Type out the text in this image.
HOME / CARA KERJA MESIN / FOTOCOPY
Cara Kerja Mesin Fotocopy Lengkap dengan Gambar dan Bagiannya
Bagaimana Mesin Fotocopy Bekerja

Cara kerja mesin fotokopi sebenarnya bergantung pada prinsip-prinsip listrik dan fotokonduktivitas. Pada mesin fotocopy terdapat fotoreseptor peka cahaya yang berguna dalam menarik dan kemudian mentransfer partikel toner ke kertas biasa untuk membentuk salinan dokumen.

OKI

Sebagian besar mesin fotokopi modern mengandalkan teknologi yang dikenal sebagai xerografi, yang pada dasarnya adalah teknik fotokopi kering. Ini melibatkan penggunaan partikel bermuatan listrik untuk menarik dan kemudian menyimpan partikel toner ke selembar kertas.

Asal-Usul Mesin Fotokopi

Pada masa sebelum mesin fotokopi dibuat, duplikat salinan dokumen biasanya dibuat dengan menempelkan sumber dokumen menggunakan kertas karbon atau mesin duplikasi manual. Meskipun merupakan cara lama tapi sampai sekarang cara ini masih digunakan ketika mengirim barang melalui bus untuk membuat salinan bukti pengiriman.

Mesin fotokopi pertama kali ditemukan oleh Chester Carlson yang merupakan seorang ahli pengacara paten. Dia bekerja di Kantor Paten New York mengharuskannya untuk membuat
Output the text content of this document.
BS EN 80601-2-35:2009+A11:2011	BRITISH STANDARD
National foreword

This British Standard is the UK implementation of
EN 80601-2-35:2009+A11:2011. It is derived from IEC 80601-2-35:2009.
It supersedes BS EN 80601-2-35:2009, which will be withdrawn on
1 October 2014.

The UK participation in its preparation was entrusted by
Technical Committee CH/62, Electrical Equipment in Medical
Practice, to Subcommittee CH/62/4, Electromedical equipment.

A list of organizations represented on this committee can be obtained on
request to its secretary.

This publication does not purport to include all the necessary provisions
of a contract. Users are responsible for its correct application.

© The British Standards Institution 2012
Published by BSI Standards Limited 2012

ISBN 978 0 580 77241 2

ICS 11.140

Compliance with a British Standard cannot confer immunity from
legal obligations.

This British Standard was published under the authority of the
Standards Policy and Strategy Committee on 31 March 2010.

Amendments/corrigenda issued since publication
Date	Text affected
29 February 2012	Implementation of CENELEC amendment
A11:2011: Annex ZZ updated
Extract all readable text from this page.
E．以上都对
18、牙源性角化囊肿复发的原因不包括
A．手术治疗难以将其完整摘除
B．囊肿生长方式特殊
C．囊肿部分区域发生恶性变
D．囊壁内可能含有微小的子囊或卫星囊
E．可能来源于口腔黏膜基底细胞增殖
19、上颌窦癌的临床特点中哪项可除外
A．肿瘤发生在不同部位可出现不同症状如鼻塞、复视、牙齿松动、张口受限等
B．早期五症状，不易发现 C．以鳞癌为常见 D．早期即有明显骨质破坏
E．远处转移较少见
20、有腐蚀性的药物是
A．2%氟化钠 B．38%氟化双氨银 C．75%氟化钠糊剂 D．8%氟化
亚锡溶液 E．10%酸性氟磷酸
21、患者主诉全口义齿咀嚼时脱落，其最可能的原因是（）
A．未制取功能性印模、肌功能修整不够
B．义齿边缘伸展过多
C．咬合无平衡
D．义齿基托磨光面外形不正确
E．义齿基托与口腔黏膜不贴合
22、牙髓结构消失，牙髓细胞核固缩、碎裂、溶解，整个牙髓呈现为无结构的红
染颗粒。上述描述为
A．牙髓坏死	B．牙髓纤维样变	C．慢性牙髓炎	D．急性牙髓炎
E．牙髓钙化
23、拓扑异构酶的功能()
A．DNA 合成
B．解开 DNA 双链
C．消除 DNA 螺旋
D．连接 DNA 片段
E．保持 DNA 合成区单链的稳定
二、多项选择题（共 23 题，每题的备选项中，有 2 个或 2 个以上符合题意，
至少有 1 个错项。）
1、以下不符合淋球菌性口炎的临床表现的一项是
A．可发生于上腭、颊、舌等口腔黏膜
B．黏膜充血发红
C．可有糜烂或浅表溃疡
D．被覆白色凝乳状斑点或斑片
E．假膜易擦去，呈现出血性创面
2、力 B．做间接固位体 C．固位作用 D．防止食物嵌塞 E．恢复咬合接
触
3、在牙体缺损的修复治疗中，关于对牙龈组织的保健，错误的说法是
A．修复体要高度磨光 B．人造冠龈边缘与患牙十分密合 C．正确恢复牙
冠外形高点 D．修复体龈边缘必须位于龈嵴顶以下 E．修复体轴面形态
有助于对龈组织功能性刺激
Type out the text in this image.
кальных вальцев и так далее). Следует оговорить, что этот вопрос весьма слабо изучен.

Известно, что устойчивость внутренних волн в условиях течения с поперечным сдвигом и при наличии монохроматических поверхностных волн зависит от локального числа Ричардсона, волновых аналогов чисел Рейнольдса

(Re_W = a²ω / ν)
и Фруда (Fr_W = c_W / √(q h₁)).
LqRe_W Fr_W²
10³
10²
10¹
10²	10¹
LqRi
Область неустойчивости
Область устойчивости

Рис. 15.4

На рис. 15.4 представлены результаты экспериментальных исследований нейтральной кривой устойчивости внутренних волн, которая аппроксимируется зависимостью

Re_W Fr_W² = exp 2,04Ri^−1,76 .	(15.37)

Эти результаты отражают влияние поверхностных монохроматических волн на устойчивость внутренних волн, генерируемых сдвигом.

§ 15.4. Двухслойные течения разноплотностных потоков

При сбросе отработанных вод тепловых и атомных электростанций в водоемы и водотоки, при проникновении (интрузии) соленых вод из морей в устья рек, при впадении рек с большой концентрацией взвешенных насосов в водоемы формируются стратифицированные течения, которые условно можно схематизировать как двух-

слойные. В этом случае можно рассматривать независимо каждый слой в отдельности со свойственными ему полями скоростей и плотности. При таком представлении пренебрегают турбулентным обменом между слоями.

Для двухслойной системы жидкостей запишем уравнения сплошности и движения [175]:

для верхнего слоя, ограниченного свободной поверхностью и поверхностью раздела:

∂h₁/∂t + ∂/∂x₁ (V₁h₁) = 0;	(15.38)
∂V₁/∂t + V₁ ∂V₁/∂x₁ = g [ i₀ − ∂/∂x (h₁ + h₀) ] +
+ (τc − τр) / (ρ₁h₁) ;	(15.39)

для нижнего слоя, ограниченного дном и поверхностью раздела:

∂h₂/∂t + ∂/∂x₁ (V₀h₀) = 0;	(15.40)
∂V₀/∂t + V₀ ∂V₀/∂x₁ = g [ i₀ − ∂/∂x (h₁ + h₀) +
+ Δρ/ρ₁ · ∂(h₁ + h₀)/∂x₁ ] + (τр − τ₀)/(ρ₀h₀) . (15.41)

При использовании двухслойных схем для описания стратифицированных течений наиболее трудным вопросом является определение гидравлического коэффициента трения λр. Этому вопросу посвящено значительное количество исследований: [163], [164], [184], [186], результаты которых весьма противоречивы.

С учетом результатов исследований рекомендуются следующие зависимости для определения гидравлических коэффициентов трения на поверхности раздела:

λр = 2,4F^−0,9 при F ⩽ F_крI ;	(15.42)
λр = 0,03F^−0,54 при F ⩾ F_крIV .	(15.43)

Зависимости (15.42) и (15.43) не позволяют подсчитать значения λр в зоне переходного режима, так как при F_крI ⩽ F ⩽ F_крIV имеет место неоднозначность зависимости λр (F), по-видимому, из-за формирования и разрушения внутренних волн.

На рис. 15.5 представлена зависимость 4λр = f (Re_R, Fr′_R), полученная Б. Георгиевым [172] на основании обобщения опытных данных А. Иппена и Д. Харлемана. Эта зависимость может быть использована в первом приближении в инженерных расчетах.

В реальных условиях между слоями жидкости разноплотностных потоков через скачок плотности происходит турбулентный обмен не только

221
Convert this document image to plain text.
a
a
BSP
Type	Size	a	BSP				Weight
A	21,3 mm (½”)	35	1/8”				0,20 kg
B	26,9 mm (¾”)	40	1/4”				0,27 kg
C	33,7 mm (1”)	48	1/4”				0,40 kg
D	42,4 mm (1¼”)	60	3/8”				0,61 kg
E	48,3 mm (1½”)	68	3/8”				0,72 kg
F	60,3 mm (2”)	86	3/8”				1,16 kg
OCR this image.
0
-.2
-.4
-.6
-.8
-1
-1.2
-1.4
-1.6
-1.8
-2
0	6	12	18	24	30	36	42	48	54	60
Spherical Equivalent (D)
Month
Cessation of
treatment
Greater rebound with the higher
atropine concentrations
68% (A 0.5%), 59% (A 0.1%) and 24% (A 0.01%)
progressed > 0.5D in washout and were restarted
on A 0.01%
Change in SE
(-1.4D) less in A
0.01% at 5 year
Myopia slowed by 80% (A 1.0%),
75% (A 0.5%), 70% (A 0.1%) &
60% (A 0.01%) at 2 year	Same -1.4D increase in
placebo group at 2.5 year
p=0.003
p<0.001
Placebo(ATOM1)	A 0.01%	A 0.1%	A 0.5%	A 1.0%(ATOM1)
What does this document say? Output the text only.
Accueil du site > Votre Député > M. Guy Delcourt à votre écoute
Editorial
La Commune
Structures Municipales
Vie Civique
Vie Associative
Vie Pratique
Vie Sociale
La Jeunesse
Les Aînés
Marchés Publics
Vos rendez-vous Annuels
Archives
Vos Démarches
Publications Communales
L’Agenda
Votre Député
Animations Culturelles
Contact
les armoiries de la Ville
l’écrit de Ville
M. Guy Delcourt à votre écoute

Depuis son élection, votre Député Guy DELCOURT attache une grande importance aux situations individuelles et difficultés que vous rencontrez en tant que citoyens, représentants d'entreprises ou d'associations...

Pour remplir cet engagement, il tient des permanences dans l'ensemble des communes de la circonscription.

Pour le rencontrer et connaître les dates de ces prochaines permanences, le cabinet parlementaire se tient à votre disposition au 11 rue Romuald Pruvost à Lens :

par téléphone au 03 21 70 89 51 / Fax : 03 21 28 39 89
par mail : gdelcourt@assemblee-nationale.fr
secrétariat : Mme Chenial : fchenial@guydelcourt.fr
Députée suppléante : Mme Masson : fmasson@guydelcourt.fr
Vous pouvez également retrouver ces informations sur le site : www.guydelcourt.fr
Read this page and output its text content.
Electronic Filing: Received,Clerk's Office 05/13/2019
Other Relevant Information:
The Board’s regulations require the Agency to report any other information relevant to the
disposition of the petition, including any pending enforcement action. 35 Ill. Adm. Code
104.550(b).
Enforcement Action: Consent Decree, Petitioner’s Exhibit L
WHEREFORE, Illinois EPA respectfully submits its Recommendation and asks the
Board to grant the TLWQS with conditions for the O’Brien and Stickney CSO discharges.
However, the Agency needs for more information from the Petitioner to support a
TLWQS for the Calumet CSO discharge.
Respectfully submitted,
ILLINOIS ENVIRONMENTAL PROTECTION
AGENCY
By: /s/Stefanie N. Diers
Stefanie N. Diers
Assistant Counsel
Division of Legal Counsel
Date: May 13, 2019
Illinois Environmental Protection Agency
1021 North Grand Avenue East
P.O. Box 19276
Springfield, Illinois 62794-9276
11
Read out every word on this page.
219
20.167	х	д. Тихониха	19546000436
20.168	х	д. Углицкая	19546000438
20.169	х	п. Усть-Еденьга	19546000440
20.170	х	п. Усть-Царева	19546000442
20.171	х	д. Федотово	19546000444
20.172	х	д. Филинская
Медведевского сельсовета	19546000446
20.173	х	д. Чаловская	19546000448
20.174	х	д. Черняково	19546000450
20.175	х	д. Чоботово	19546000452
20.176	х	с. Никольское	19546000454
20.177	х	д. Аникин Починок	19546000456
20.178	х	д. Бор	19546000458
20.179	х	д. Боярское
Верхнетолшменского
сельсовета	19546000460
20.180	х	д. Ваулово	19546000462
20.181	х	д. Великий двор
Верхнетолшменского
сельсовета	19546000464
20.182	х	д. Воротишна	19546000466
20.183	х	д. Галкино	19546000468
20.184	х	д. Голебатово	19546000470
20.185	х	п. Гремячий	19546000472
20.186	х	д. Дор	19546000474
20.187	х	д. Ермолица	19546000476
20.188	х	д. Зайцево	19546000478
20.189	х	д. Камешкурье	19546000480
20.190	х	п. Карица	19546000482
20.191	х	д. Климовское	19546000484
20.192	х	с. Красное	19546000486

◆ TASK INSTRUCTIONS: Read through the lines above and collect those that contain the string "условиях".

◆ ANSWER TO THIS TASK:
Известно, что устойчивость внутренних волн в условиях течения с поперечным сдвигом и при наличии монохроматических поверхностных волн зависит от локального числа Ричардсона, волновых аналогов чисел Рейнольдса
В реальных условиях между слоями жидкости разноплотностных потоков через скачок плотности происходит турбулентный обмен не только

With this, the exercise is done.